Work to complete = Exact repetition is required: output every record in full.

Materials provided =
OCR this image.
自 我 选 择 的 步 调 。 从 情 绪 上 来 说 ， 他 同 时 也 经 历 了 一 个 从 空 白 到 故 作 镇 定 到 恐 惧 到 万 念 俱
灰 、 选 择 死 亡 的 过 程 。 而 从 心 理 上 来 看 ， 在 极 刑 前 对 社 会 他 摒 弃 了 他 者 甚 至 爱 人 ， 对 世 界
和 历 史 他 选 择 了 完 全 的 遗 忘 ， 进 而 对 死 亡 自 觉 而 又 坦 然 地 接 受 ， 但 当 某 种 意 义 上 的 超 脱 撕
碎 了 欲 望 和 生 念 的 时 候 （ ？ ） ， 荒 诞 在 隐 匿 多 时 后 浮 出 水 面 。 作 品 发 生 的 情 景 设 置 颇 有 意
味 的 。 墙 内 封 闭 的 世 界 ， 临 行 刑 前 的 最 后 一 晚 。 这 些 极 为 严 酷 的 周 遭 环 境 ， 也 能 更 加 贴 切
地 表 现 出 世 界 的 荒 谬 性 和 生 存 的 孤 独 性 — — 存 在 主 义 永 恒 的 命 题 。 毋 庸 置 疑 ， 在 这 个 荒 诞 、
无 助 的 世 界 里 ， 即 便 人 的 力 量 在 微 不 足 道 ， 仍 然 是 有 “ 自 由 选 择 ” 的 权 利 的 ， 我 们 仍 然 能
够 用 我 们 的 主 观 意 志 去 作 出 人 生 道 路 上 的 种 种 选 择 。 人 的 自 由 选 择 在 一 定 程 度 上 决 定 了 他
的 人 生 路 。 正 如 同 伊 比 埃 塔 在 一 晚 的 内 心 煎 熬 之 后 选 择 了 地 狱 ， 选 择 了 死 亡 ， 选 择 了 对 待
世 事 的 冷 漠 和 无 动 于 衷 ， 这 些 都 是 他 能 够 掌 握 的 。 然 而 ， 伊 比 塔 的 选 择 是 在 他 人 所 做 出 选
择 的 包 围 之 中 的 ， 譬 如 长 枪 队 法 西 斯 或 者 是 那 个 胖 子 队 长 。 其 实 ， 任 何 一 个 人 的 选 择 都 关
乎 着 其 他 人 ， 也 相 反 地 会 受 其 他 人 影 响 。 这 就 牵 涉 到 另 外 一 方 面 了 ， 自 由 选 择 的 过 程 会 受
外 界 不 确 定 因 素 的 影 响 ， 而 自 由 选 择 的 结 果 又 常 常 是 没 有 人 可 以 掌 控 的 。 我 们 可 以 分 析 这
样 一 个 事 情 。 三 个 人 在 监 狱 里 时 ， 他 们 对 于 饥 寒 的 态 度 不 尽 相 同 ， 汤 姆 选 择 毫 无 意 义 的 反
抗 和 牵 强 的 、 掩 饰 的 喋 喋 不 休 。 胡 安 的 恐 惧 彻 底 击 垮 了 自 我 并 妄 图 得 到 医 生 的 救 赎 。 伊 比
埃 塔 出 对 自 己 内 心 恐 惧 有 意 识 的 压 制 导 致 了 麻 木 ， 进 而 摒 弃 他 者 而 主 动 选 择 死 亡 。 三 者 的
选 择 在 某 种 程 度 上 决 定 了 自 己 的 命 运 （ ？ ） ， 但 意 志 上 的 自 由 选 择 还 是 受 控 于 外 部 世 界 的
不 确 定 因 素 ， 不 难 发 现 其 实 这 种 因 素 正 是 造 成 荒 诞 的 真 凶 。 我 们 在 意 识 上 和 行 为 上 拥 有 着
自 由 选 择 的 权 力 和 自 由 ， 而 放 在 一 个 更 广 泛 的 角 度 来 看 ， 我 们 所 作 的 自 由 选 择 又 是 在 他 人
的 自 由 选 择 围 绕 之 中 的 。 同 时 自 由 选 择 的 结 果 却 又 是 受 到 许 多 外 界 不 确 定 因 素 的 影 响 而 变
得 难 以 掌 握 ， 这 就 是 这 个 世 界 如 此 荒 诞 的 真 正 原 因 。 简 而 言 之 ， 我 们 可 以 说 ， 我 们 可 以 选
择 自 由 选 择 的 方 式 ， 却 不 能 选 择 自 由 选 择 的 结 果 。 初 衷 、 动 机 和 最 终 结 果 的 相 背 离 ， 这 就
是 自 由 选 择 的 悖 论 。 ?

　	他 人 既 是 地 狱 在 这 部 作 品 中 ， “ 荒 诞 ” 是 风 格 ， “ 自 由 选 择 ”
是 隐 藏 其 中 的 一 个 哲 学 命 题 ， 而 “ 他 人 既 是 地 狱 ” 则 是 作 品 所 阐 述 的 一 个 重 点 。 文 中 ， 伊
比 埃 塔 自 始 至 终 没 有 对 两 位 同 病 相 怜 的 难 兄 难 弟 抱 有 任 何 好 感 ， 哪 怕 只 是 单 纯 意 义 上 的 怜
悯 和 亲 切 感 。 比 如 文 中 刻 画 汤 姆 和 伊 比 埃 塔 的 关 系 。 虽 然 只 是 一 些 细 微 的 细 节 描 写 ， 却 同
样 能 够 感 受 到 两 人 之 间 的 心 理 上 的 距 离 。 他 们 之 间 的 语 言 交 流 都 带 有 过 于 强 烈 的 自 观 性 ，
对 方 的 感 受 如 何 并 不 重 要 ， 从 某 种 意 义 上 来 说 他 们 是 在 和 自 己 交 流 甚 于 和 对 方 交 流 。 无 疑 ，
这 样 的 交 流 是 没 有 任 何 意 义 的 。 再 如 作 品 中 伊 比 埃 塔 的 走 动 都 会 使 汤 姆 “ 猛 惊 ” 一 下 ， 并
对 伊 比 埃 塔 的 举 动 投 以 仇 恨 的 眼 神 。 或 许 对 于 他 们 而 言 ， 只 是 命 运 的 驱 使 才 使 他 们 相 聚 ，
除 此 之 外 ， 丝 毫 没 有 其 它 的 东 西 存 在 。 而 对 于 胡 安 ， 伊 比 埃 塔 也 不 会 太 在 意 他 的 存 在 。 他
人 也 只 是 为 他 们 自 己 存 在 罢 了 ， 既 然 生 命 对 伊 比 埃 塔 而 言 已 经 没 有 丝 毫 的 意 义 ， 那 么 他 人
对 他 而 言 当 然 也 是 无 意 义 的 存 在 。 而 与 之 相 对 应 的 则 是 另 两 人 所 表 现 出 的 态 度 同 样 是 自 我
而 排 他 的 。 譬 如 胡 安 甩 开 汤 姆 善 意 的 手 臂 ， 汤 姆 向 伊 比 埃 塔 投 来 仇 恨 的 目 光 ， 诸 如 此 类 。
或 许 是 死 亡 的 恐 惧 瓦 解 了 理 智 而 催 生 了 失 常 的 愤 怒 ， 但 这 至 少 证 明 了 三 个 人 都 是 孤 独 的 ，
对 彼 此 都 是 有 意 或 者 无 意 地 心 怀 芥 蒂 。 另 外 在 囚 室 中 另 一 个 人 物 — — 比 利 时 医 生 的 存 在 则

Response to this exercise =
OCR this image.
自 我 选 择 的 步 调 。 从 情 绪 上 来 说 ， 他 同 时 也 经 历 了 一 个 从 空 白 到 故 作 镇 定 到 恐 惧 到 万 念 俱
灰 、 选 择 死 亡 的 过 程 。 而 从 心 理 上 来 看 ， 在 极 刑 前 对 社 会 他 摒 弃 了 他 者 甚 至 爱 人 ， 对 世 界
和 历 史 他 选 择 了 完 全 的 遗 忘 ， 进 而 对 死 亡 自 觉 而 又 坦 然 地 接 受 ， 但 当 某 种 意 义 上 的 超 脱 撕
碎 了 欲 望 和 生 念 的 时 候 （ ？ ） ， 荒 诞 在 隐 匿 多 时 后 浮 出 水 面 。 作 品 发 生 的 情 景 设 置 颇 有 意
味 的 。 墙 内 封 闭 的 世 界 ， 临 行 刑 前 的 最 后 一 晚 。 这 些 极 为 严 酷 的 周 遭 环 境 ， 也 能 更 加 贴 切
地 表 现 出 世 界 的 荒 谬 性 和 生 存 的 孤 独 性 — — 存 在 主 义 永 恒 的 命 题 。 毋 庸 置 疑 ， 在 这 个 荒 诞 、
无 助 的 世 界 里 ， 即 便 人 的 力 量 在 微 不 足 道 ， 仍 然 是 有 “ 自 由 选 择 ” 的 权 利 的 ， 我 们 仍 然 能
够 用 我 们 的 主 观 意 志 去 作 出 人 生 道 路 上 的 种 种 选 择 。 人 的 自 由 选 择 在 一 定 程 度 上 决 定 了 他
的 人 生 路 。 正 如 同 伊 比 埃 塔 在 一 晚 的 内 心 煎 熬 之 后 选 择 了 地 狱 ， 选 择 了 死 亡 ， 选 择 了 对 待
世 事 的 冷 漠 和 无 动 于 衷 ， 这 些 都 是 他 能 够 掌 握 的 。 然 而 ， 伊 比 塔 的 选 择 是 在 他 人 所 做 出 选
择 的 包 围 之 中 的 ， 譬 如 长 枪 队 法 西 斯 或 者 是 那 个 胖 子 队 长 。 其 实 ， 任 何 一 个 人 的 选 择 都 关
乎 着 其 他 人 ， 也 相 反 地 会 受 其 他 人 影 响 。 这 就 牵 涉 到 另 外 一 方 面 了 ， 自 由 选 择 的 过 程 会 受
外 界 不 确 定 因 素 的 影 响 ， 而 自 由 选 择 的 结 果 又 常 常 是 没 有 人 可 以 掌 控 的 。 我 们 可 以 分 析 这
样 一 个 事 情 。 三 个 人 在 监 狱 里 时 ， 他 们 对 于 饥 寒 的 态 度 不 尽 相 同 ， 汤 姆 选 择 毫 无 意 义 的 反
抗 和 牵 强 的 、 掩 饰 的 喋 喋 不 休 。 胡 安 的 恐 惧 彻 底 击 垮 了 自 我 并 妄 图 得 到 医 生 的 救 赎 。 伊 比
埃 塔 出 对 自 己 内 心 恐 惧 有 意 识 的 压 制 导 致 了 麻 木 ， 进 而 摒 弃 他 者 而 主 动 选 择 死 亡 。 三 者 的
选 择 在 某 种 程 度 上 决 定 了 自 己 的 命 运 （ ？ ） ， 但 意 志 上 的 自 由 选 择 还 是 受 控 于 外 部 世 界 的
不 确 定 因 素 ， 不 难 发 现 其 实 这 种 因 素 正 是 造 成 荒 诞 的 真 凶 。 我 们 在 意 识 上 和 行 为 上 拥 有 着
自 由 选 择 的 权 力 和 自 由 ， 而 放 在 一 个 更 广 泛 的 角 度 来 看 ， 我 们 所 作 的 自 由 选 择 又 是 在 他 人
的 自 由 选 择 围 绕 之 中 的 。 同 时 自 由 选 择 的 结 果 却 又 是 受 到 许 多 外 界 不 确 定 因 素 的 影 响 而 变
得 难 以 掌 握 ， 这 就 是 这 个 世 界 如 此 荒 诞 的 真 正 原 因 。 简 而 言 之 ， 我 们 可 以 说 ， 我 们 可 以 选
择 自 由 选 择 的 方 式 ， 却 不 能 选 择 自 由 选 择 的 结 果 。 初 衷 、 动 机 和 最 终 结 果 的 相 背 离 ， 这 就
是 自 由 选 择 的 悖 论 。 ?

　	他 人 既 是 地 狱 在 这 部 作 品 中 ， “ 荒 诞 ” 是 风 格 ， “ 自 由 选 择 ”
是 隐 藏 其 中 的 一 个 哲 学 命 题 ， 而 “ 他 人 既 是 地 狱 ” 则 是 作 品 所 阐 述 的 一 个 重 点 。 文 中 ， 伊
比 埃 塔 自 始 至 终 没 有 对 两 位 同 病 相 怜 的 难 兄 难 弟 抱 有 任 何 好 感 ， 哪 怕 只 是 单 纯 意 义 上 的 怜
悯 和 亲 切 感 。 比 如 文 中 刻 画 汤 姆 和 伊 比 埃 塔 的 关 系 。 虽 然 只 是 一 些 细 微 的 细 节 描 写 ， 却 同
样 能 够 感 受 到 两 人 之 间 的 心 理 上 的 距 离 。 他 们 之 间 的 语 言 交 流 都 带 有 过 于 强 烈 的 自 观 性 ，
对 方 的 感 受 如 何 并 不 重 要 ， 从 某 种 意 义 上 来 说 他 们 是 在 和 自 己 交 流 甚 于 和 对 方 交 流 。 无 疑 ，
这 样 的 交 流 是 没 有 任 何 意 义 的 。 再 如 作 品 中 伊 比 埃 塔 的 走 动 都 会 使 汤 姆 “ 猛 惊 ” 一 下 ， 并
对 伊 比 埃 塔 的 举 动 投 以 仇 恨 的 眼 神 。 或 许 对 于 他 们 而 言 ， 只 是 命 运 的 驱 使 才 使 他 们 相 聚 ，
除 此 之 外 ， 丝 毫 没 有 其 它 的 东 西 存 在 。 而 对 于 胡 安 ， 伊 比 埃 塔 也 不 会 太 在 意 他 的 存 在 。 他
人 也 只 是 为 他 们 自 己 存 在 罢 了 ， 既 然 生 命 对 伊 比 埃 塔 而 言 已 经 没 有 丝 毫 的 意 义 ， 那 么 他 人
对 他 而 言 当 然 也 是 无 意 义 的 存 在 。 而 与 之 相 对 应 的 则 是 另 两 人 所 表 现 出 的 态 度 同 样 是 自 我
而 排 他 的 。 譬 如 胡 安 甩 开 汤 姆 善 意 的 手 臂 ， 汤 姆 向 伊 比 埃 塔 投 来 仇 恨 的 目 光 ， 诸 如 此 类 。
或 许 是 死 亡 的 恐 惧 瓦 解 了 理 智 而 催 生 了 失 常 的 愤 怒 ， 但 这 至 少 证 明 了 三 个 人 都 是 孤 独 的 ，
对 彼 此 都 是 有 意 或 者 无 意 地 心 怀 芥 蒂 。 另 外 在 囚 室 中 另 一 个 人 物 — — 比 利 时 医 生 的 存 在 则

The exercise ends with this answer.